真面目系クズの朝は遅い

ただのクズでなく真面目系クズである。そんな私の朝は8時に起床するところから始まる。この遅さで真面目系とつけるのはそれなりに理由がある。真面目系クズは真面目なフリを装っているので始業から逆算して家を借りるのだ。9時始業なら真面目系を装うために8時45分には到着していたい。私は女性であるため真面目系を名乗るにはそれなりにビジネスメイクも怠らない。そうして算出したのが職場から20分の今の賃貸アパートである。

45分で間に合うのか、疑問だろう。真面目系クズとクズの違いはおそらく下準備では無いか。真面目系クズの私は朝1分1秒でも長く眠り、かつ体裁を保つことに余念が無い。前日に録り溜めたドラマやバラエティを見ながら(時には必要最低限の仕事に必要な勉強もしてみたりはする、真面目系クズなので)机の上にメイク道具を準備し、洋服を椅子の上に投げ出しておく。メイクは15分、着替えに5分、その他諸々でピッタリになるようにしている。

さて、真面目系クズにとってメイクとは厄介なものであるが、話が長くなるのでまた別の機会に書くことにする。薬剤師の仕事は基本真面目にこなさなくてはならない。病院薬剤師といえば一般的に「アンサングシンデレラ」を思い浮かべるだろう。石原さとみが可愛いあのドラマである。業務時間内は調剤、監査、服薬指導で患者の迷惑にならない範囲で文字通り駆け回る。真面目系クズ?クズの部分なくないか?そう思った方も多いだろう。その通りだ。

さて、話は変わるが私は新卒で入社した病院を2年で辞めている。なぜか、どう足掻いてもブラックだったからだ。消える先輩、止まない外来の処方、1年に2回は原因不明で落ちる電カルシステム。クズになる暇はなかった。先輩から「ここからここまでの処方(山積み)どのくらいで終わる?1時間?そんな時間あるとおもう?」と圧をかけられるがミスは許されない。「そうだ、辞めよう」と辞めることにした。この手の職場は辞める際に「辞めざるを得ない理由がある」というアピールも忘れてはいけない。なんだかんだと結局辞めさせて貰えないからだ。遠くへの転居、身体を壊した。理由になるのはせいぜいそんな所だ。

かくして少し緩い職場での勤務。ここで私は真面目系クズに戻れるわけだ。「服薬指導行ってきマース。30分くらいでもどりますねー!」と戻る時間を告げることでその時間は干渉されない。そして、30分というのがミソである。カルテを確認し、服薬指導をして帰ってくる。私の受け持ちの人数からすれば少しだけ長いようにも思えるが、患者さんに捕まっていればそんなものだ。すなわち、患者さんに長く捕まらなければ5分程度の猶予が生まれる。5分、非常階段でストレッチや携帯をいじるには十分な時間だ。

そして実はこうして気分を切り替えれば、その後の仕事の効率も上がる。毎日夢の定時退社という訳だ。

文書構造認識データ
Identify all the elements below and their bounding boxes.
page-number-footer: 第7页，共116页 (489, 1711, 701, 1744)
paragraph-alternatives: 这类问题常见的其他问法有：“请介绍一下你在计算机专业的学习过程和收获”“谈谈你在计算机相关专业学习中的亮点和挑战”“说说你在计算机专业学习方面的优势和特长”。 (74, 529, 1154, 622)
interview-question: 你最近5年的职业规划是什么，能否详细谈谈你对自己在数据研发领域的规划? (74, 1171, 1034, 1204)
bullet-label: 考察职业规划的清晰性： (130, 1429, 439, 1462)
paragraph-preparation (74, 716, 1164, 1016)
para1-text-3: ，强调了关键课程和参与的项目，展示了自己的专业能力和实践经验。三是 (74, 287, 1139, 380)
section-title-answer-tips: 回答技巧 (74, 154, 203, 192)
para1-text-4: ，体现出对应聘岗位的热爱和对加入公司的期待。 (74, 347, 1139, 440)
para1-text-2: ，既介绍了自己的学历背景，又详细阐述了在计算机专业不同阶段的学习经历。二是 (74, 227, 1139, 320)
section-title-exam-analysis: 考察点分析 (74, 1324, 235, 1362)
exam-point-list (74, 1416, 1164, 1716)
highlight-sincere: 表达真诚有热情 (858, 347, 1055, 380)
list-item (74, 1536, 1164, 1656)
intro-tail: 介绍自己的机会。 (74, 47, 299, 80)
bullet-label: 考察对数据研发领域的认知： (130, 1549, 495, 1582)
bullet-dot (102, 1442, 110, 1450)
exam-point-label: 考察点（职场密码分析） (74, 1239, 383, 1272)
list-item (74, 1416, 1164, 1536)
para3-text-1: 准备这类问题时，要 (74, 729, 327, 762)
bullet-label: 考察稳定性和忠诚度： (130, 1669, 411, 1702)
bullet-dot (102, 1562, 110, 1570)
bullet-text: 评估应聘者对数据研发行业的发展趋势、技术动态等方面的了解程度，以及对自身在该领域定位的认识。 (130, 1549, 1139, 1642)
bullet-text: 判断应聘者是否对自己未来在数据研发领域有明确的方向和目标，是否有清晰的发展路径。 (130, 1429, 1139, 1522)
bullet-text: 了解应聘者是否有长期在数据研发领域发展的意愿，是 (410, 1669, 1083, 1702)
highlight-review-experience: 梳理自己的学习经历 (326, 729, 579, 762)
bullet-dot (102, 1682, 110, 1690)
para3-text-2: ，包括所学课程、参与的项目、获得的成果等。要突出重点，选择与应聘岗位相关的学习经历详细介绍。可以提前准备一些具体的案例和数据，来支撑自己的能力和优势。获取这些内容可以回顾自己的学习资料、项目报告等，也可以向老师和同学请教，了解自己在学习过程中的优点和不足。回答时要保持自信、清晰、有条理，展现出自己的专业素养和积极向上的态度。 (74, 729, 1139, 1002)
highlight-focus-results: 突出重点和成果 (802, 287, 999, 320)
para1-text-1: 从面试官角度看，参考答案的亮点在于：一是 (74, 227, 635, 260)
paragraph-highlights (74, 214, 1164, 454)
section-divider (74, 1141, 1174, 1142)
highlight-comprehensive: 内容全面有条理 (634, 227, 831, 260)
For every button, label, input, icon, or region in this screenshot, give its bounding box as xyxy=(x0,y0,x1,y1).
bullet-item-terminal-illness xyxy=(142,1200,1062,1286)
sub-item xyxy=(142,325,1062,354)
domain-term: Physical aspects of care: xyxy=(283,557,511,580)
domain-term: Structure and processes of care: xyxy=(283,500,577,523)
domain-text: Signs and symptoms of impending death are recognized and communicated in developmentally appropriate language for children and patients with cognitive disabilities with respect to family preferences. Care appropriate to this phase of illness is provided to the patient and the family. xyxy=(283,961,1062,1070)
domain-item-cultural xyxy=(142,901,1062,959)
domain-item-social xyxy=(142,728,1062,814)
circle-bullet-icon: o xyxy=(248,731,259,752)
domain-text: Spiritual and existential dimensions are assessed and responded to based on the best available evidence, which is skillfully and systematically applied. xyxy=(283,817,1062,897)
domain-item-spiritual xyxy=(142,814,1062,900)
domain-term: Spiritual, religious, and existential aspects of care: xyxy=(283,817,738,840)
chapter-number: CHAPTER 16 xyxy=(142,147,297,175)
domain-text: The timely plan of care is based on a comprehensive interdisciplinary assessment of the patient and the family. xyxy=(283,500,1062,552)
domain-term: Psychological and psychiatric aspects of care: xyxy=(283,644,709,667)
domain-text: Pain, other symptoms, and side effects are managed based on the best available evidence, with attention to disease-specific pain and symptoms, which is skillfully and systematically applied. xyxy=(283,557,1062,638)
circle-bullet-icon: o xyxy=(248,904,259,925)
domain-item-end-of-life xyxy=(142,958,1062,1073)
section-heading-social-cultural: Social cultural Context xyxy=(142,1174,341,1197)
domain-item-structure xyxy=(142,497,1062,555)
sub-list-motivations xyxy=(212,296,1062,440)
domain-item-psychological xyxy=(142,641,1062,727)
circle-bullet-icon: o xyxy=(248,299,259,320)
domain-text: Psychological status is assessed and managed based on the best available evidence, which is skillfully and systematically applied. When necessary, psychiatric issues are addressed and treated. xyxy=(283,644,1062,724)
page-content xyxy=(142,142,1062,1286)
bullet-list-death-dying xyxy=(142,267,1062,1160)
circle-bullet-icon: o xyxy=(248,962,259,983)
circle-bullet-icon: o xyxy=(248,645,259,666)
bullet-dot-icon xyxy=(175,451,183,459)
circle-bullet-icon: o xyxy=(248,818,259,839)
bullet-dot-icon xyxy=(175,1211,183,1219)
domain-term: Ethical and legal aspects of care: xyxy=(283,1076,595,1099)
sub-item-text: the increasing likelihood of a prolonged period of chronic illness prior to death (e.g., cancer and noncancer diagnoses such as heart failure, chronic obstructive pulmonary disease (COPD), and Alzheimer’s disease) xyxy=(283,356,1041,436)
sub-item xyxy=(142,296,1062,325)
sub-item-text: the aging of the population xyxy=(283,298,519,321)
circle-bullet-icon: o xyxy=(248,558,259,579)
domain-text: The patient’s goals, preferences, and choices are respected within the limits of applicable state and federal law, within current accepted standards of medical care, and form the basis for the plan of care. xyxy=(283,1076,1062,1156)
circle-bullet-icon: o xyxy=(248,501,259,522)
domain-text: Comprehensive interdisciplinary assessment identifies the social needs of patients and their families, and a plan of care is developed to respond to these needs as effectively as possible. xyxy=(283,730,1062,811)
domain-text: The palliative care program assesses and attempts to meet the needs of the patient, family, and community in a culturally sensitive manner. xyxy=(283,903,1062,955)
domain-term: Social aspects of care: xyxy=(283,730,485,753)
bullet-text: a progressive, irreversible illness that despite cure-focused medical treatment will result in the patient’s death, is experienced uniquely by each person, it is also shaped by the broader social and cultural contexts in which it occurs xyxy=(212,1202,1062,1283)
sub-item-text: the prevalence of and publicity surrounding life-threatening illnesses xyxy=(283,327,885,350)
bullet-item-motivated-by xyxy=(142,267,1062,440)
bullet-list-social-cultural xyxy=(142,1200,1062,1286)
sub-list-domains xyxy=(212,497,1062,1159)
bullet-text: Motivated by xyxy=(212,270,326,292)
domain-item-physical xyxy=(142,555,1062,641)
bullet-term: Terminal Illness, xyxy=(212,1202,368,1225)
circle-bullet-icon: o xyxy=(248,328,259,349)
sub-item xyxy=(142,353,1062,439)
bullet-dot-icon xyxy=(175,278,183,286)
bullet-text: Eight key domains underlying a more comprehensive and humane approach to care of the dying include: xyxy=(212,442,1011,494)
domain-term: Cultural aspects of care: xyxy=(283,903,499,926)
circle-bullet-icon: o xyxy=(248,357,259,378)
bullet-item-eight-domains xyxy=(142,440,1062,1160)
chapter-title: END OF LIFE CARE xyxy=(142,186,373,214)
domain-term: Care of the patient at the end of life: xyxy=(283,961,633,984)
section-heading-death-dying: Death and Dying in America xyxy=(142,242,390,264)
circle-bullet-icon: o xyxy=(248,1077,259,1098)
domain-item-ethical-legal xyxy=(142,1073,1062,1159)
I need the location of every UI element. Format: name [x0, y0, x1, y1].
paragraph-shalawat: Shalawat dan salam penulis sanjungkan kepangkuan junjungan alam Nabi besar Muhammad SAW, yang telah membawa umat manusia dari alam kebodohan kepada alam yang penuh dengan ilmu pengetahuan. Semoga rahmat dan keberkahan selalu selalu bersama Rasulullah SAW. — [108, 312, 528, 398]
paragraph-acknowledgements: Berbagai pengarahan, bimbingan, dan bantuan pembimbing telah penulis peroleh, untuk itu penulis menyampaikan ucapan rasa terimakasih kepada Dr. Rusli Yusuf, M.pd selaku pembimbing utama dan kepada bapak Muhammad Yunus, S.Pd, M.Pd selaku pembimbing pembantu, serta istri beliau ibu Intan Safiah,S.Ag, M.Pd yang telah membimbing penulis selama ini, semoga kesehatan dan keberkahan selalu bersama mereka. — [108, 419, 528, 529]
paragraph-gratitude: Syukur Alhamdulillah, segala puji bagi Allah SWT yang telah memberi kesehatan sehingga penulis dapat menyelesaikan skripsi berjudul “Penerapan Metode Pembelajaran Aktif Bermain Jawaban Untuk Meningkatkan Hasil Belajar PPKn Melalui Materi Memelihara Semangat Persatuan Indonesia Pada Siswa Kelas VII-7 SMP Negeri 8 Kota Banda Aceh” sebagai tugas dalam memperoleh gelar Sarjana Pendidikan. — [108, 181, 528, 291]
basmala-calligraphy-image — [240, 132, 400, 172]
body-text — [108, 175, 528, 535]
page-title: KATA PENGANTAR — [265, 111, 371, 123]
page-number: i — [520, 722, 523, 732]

## 作業指示
1 – 本文にある「薬剤師の仕事は基本真面目にこなさなくてはならない。」という一文を英語に訳してください。
2 – 本文によると、筆者は新卒で入社した病院を何年で辞めましたか。

## 作業別の出力
1 – A pharmacist's work basically has to be carried out conscientiously.

2 – 2年で辞めています。